:: Data provided
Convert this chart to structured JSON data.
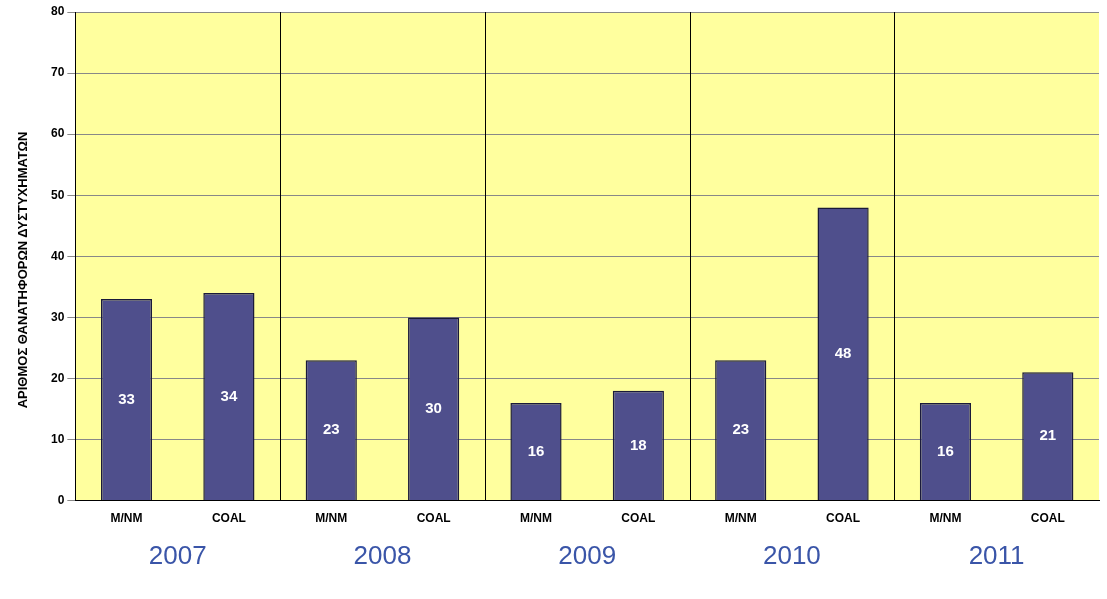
{
  "chart_data": {
    "type": "bar",
    "ylabel": "ΑΡΙΘΜΟΣ ΘΑΝΑΤΗΦΟΡΩΝ ΔΥΣΤΥΧΗΜΑΤΩΝ",
    "categories": [
      "M/NM",
      "COAL",
      "M/NM",
      "COAL",
      "M/NM",
      "COAL",
      "M/NM",
      "COAL",
      "M/NM",
      "COAL"
    ],
    "values": [
      33,
      34,
      23,
      30,
      16,
      18,
      23,
      48,
      16,
      21
    ],
    "color": "#4f4f8c",
    "ylim": [
      0,
      80
    ],
    "yticks": [
      0,
      10,
      20,
      30,
      40,
      50,
      60,
      70,
      80
    ],
    "grid": "y",
    "data_labels": true,
    "annotations": [
      "2007",
      "2008",
      "2009",
      "2010",
      "2011"
    ]
  }
}
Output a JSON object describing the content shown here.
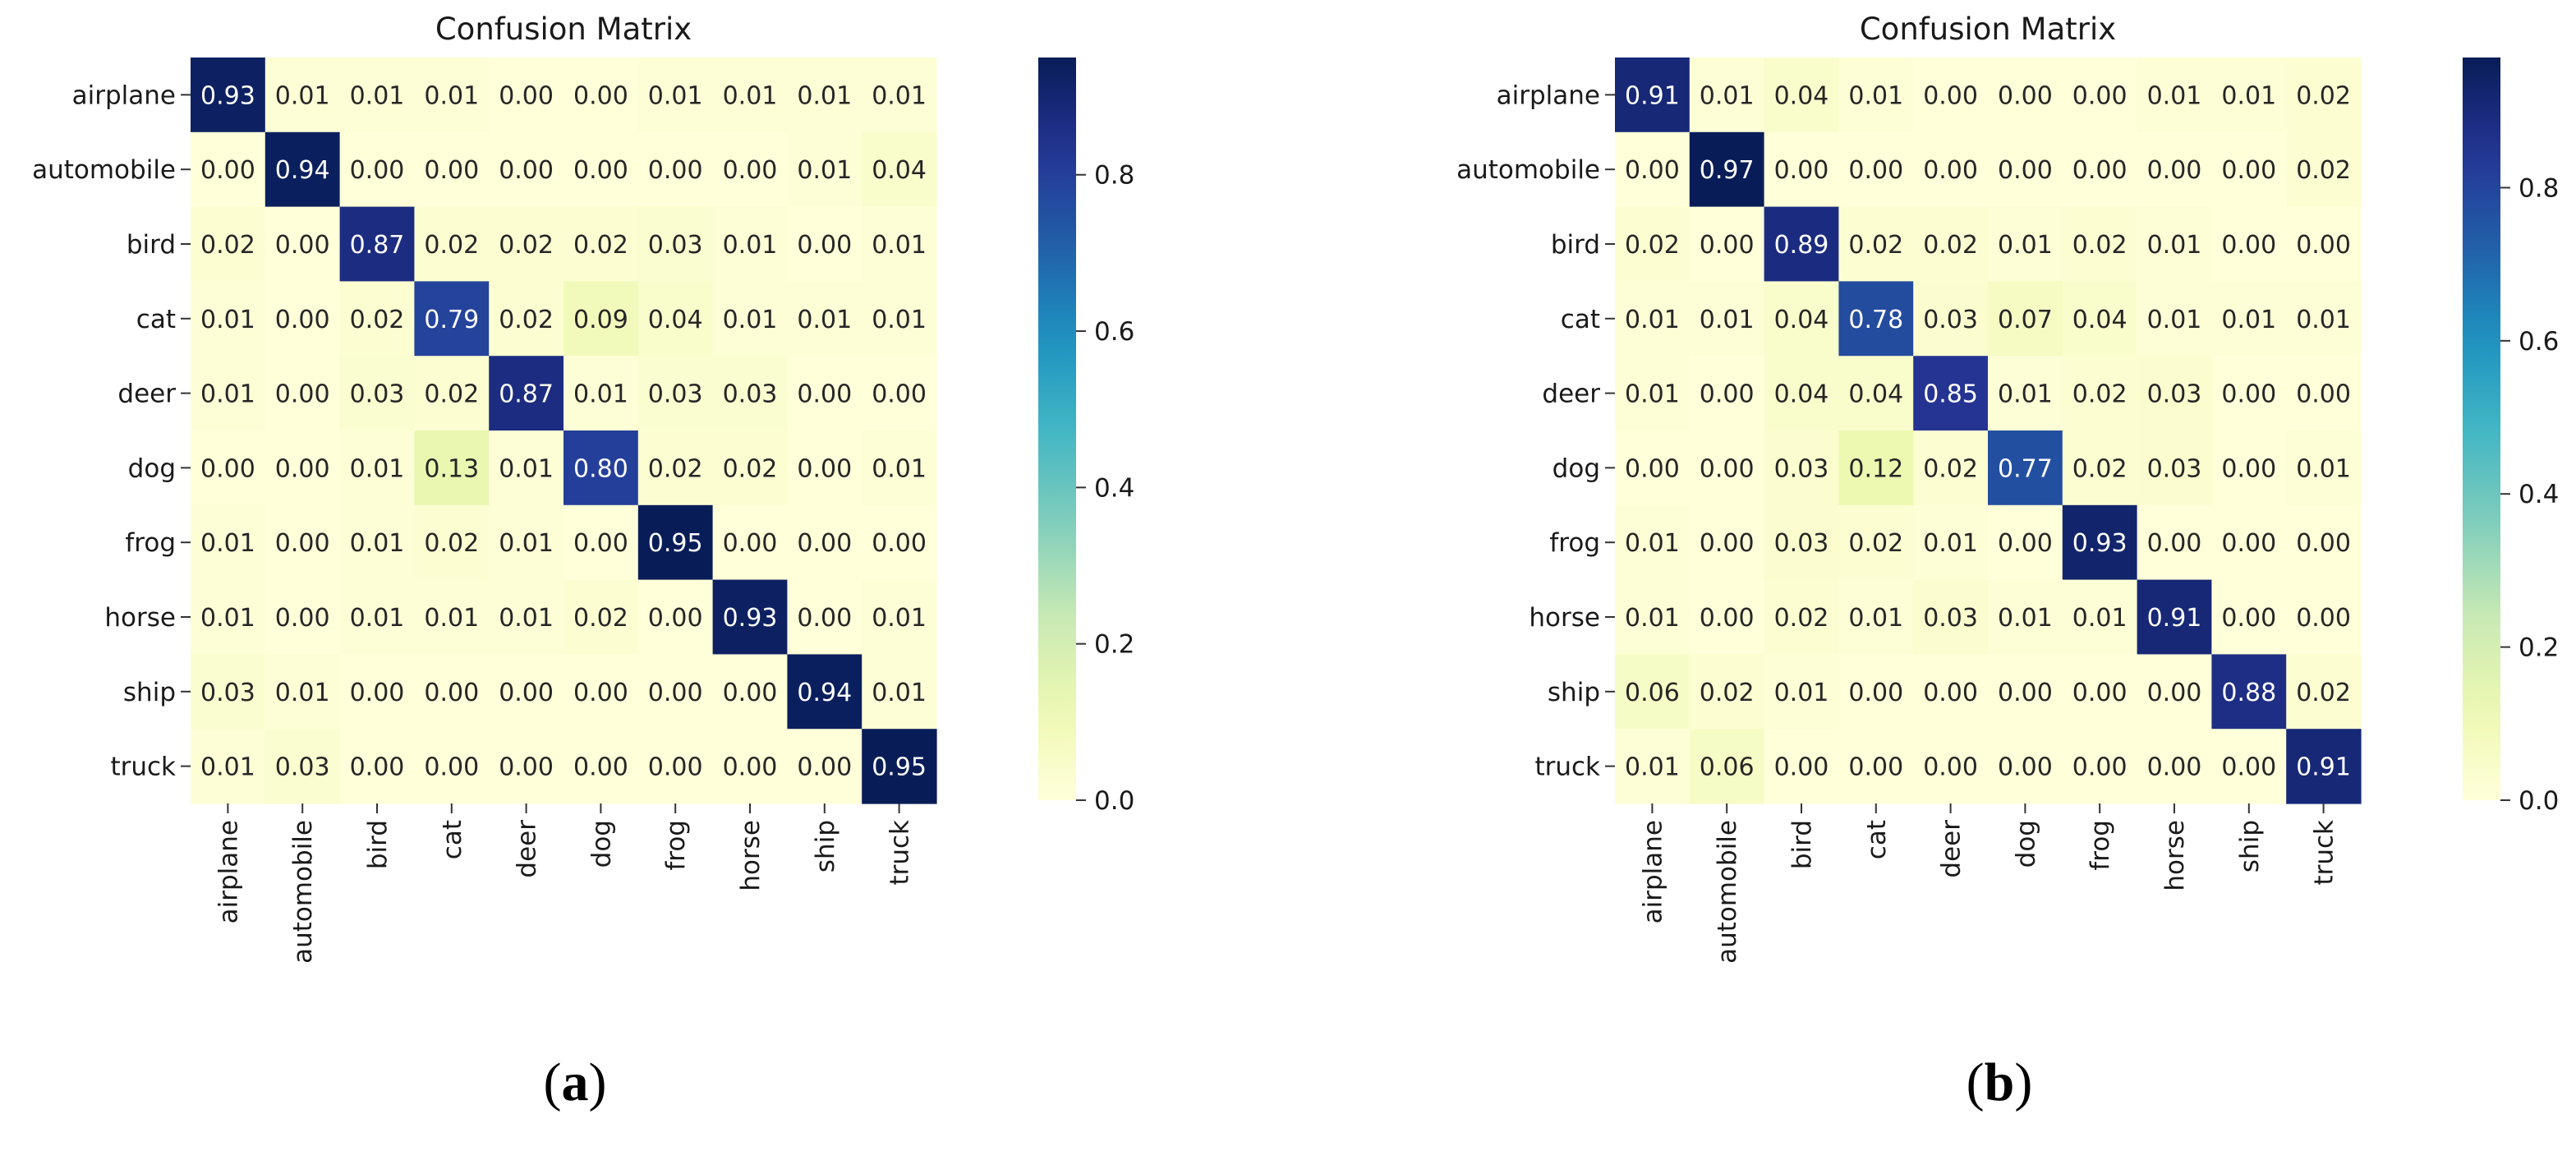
{
  "figure": {
    "panels": [
      {
        "paren_open": "(",
        "letter": "a",
        "paren_close": ")"
      },
      {
        "paren_open": "(",
        "letter": "b",
        "paren_close": ")"
      }
    ]
  },
  "chart_data": [
    {
      "type": "heatmap",
      "title": "Confusion Matrix",
      "xlabel": "",
      "ylabel": "",
      "x_categories": [
        "airplane",
        "automobile",
        "bird",
        "cat",
        "deer",
        "dog",
        "frog",
        "horse",
        "ship",
        "truck"
      ],
      "y_categories": [
        "airplane",
        "automobile",
        "bird",
        "cat",
        "deer",
        "dog",
        "frog",
        "horse",
        "ship",
        "truck"
      ],
      "values": [
        [
          0.93,
          0.01,
          0.01,
          0.01,
          0.0,
          0.0,
          0.01,
          0.01,
          0.01,
          0.01
        ],
        [
          0.0,
          0.94,
          0.0,
          0.0,
          0.0,
          0.0,
          0.0,
          0.0,
          0.01,
          0.04
        ],
        [
          0.02,
          0.0,
          0.87,
          0.02,
          0.02,
          0.02,
          0.03,
          0.01,
          0.0,
          0.01
        ],
        [
          0.01,
          0.0,
          0.02,
          0.79,
          0.02,
          0.09,
          0.04,
          0.01,
          0.01,
          0.01
        ],
        [
          0.01,
          0.0,
          0.03,
          0.02,
          0.87,
          0.01,
          0.03,
          0.03,
          0.0,
          0.0
        ],
        [
          0.0,
          0.0,
          0.01,
          0.13,
          0.01,
          0.8,
          0.02,
          0.02,
          0.0,
          0.01
        ],
        [
          0.01,
          0.0,
          0.01,
          0.02,
          0.01,
          0.0,
          0.95,
          0.0,
          0.0,
          0.0
        ],
        [
          0.01,
          0.0,
          0.01,
          0.01,
          0.01,
          0.02,
          0.0,
          0.93,
          0.0,
          0.01
        ],
        [
          0.03,
          0.01,
          0.0,
          0.0,
          0.0,
          0.0,
          0.0,
          0.0,
          0.94,
          0.01
        ],
        [
          0.01,
          0.03,
          0.0,
          0.0,
          0.0,
          0.0,
          0.0,
          0.0,
          0.0,
          0.95
        ]
      ],
      "colormap": "YlGnBu",
      "colorbar": {
        "range": [
          0,
          0.95
        ],
        "ticks": [
          "0.0",
          "0.2",
          "0.4",
          "0.6",
          "0.8"
        ]
      }
    },
    {
      "type": "heatmap",
      "title": "Confusion Matrix",
      "xlabel": "",
      "ylabel": "",
      "x_categories": [
        "airplane",
        "automobile",
        "bird",
        "cat",
        "deer",
        "dog",
        "frog",
        "horse",
        "ship",
        "truck"
      ],
      "y_categories": [
        "airplane",
        "automobile",
        "bird",
        "cat",
        "deer",
        "dog",
        "frog",
        "horse",
        "ship",
        "truck"
      ],
      "values": [
        [
          0.91,
          0.01,
          0.04,
          0.01,
          0.0,
          0.0,
          0.0,
          0.01,
          0.01,
          0.02
        ],
        [
          0.0,
          0.97,
          0.0,
          0.0,
          0.0,
          0.0,
          0.0,
          0.0,
          0.0,
          0.02
        ],
        [
          0.02,
          0.0,
          0.89,
          0.02,
          0.02,
          0.01,
          0.02,
          0.01,
          0.0,
          0.0
        ],
        [
          0.01,
          0.01,
          0.04,
          0.78,
          0.03,
          0.07,
          0.04,
          0.01,
          0.01,
          0.01
        ],
        [
          0.01,
          0.0,
          0.04,
          0.04,
          0.85,
          0.01,
          0.02,
          0.03,
          0.0,
          0.0
        ],
        [
          0.0,
          0.0,
          0.03,
          0.12,
          0.02,
          0.77,
          0.02,
          0.03,
          0.0,
          0.01
        ],
        [
          0.01,
          0.0,
          0.03,
          0.02,
          0.01,
          0.0,
          0.93,
          0.0,
          0.0,
          0.0
        ],
        [
          0.01,
          0.0,
          0.02,
          0.01,
          0.03,
          0.01,
          0.01,
          0.91,
          0.0,
          0.0
        ],
        [
          0.06,
          0.02,
          0.01,
          0.0,
          0.0,
          0.0,
          0.0,
          0.0,
          0.88,
          0.02
        ],
        [
          0.01,
          0.06,
          0.0,
          0.0,
          0.0,
          0.0,
          0.0,
          0.0,
          0.0,
          0.91
        ]
      ],
      "colormap": "YlGnBu",
      "colorbar": {
        "range": [
          0,
          0.97
        ],
        "ticks": [
          "0.0",
          "0.2",
          "0.4",
          "0.6",
          "0.8"
        ]
      }
    }
  ]
}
::::
■ Short problem
Make an exact copy of the data above, pictures excluded.

■ Written answer
Convert this chart to structured JSON data.
{
  "chart_data": {
    "type": "bar",
    "ylabel": "ΑΡΙΘΜΟΣ ΘΑΝΑΤΗΦΟΡΩΝ ΔΥΣΤΥΧΗΜΑΤΩΝ",
    "categories": [
      "M/NM",
      "COAL",
      "M/NM",
      "COAL",
      "M/NM",
      "COAL",
      "M/NM",
      "COAL",
      "M/NM",
      "COAL"
    ],
    "values": [
      33,
      34,
      23,
      30,
      16,
      18,
      23,
      48,
      16,
      21
    ],
    "color": "#4f4f8c",
    "ylim": [
      0,
      80
    ],
    "yticks": [
      0,
      10,
      20,
      30,
      40,
      50,
      60,
      70,
      80
    ],
    "grid": "y",
    "data_labels": true,
    "annotations": [
      "2007",
      "2008",
      "2009",
      "2010",
      "2011"
    ]
  }
}
Output a JSON object describing the content shown here.
{
  "figure": {
    "panels": [
      {
        "paren_open": "(",
        "letter": "a",
        "paren_close": ")"
      },
      {
        "paren_open": "(",
        "letter": "b",
        "paren_close": ")"
      }
    ]
  },
  "chart_data": [
    {
      "type": "heatmap",
      "title": "Confusion Matrix",
      "xlabel": "",
      "ylabel": "",
      "x_categories": [
        "airplane",
        "automobile",
        "bird",
        "cat",
        "deer",
        "dog",
        "frog",
        "horse",
        "ship",
        "truck"
      ],
      "y_categories": [
        "airplane",
        "automobile",
        "bird",
        "cat",
        "deer",
        "dog",
        "frog",
        "horse",
        "ship",
        "truck"
      ],
      "values": [
        [
          0.93,
          0.01,
          0.01,
          0.01,
          0.0,
          0.0,
          0.01,
          0.01,
          0.01,
          0.01
        ],
        [
          0.0,
          0.94,
          0.0,
          0.0,
          0.0,
          0.0,
          0.0,
          0.0,
          0.01,
          0.04
        ],
        [
          0.02,
          0.0,
          0.87,
          0.02,
          0.02,
          0.02,
          0.03,
          0.01,
          0.0,
          0.01
        ],
        [
          0.01,
          0.0,
          0.02,
          0.79,
          0.02,
          0.09,
          0.04,
          0.01,
          0.01,
          0.01
        ],
        [
          0.01,
          0.0,
          0.03,
          0.02,
          0.87,
          0.01,
          0.03,
          0.03,
          0.0,
          0.0
        ],
        [
          0.0,
          0.0,
          0.01,
          0.13,
          0.01,
          0.8,
          0.02,
          0.02,
          0.0,
          0.01
        ],
        [
          0.01,
          0.0,
          0.01,
          0.02,
          0.01,
          0.0,
          0.95,
          0.0,
          0.0,
          0.0
        ],
        [
          0.01,
          0.0,
          0.01,
          0.01,
          0.01,
          0.02,
          0.0,
          0.93,
          0.0,
          0.01
        ],
        [
          0.03,
          0.01,
          0.0,
          0.0,
          0.0,
          0.0,
          0.0,
          0.0,
          0.94,
          0.01
        ],
        [
          0.01,
          0.03,
          0.0,
          0.0,
          0.0,
          0.0,
          0.0,
          0.0,
          0.0,
          0.95
        ]
      ],
      "colormap": "YlGnBu",
      "colorbar": {
        "range": [
          0,
          0.95
        ],
        "ticks": [
          "0.0",
          "0.2",
          "0.4",
          "0.6",
          "0.8"
        ]
      }
    },
    {
      "type": "heatmap",
      "title": "Confusion Matrix",
      "xlabel": "",
      "ylabel": "",
      "x_categories": [
        "airplane",
        "automobile",
        "bird",
        "cat",
        "deer",
        "dog",
        "frog",
        "horse",
        "ship",
        "truck"
      ],
      "y_categories": [
        "airplane",
        "automobile",
        "bird",
        "cat",
        "deer",
        "dog",
        "frog",
        "horse",
        "ship",
        "truck"
      ],
      "values": [
        [
          0.91,
          0.01,
          0.04,
          0.01,
          0.0,
          0.0,
          0.0,
          0.01,
          0.01,
          0.02
        ],
        [
          0.0,
          0.97,
          0.0,
          0.0,
          0.0,
          0.0,
          0.0,
          0.0,
          0.0,
          0.02
        ],
        [
          0.02,
          0.0,
          0.89,
          0.02,
          0.02,
          0.01,
          0.02,
          0.01,
          0.0,
          0.0
        ],
        [
          0.01,
          0.01,
          0.04,
          0.78,
          0.03,
          0.07,
          0.04,
          0.01,
          0.01,
          0.01
        ],
        [
          0.01,
          0.0,
          0.04,
          0.04,
          0.85,
          0.01,
          0.02,
          0.03,
          0.0,
          0.0
        ],
        [
          0.0,
          0.0,
          0.03,
          0.12,
          0.02,
          0.77,
          0.02,
          0.03,
          0.0,
          0.01
        ],
        [
          0.01,
          0.0,
          0.03,
          0.02,
          0.01,
          0.0,
          0.93,
          0.0,
          0.0,
          0.0
        ],
        [
          0.01,
          0.0,
          0.02,
          0.01,
          0.03,
          0.01,
          0.01,
          0.91,
          0.0,
          0.0
        ],
        [
          0.06,
          0.02,
          0.01,
          0.0,
          0.0,
          0.0,
          0.0,
          0.0,
          0.88,
          0.02
        ],
        [
          0.01,
          0.06,
          0.0,
          0.0,
          0.0,
          0.0,
          0.0,
          0.0,
          0.0,
          0.91
        ]
      ],
      "colormap": "YlGnBu",
      "colorbar": {
        "range": [
          0,
          0.97
        ],
        "ticks": [
          "0.0",
          "0.2",
          "0.4",
          "0.6",
          "0.8"
        ]
      }
    }
  ]
}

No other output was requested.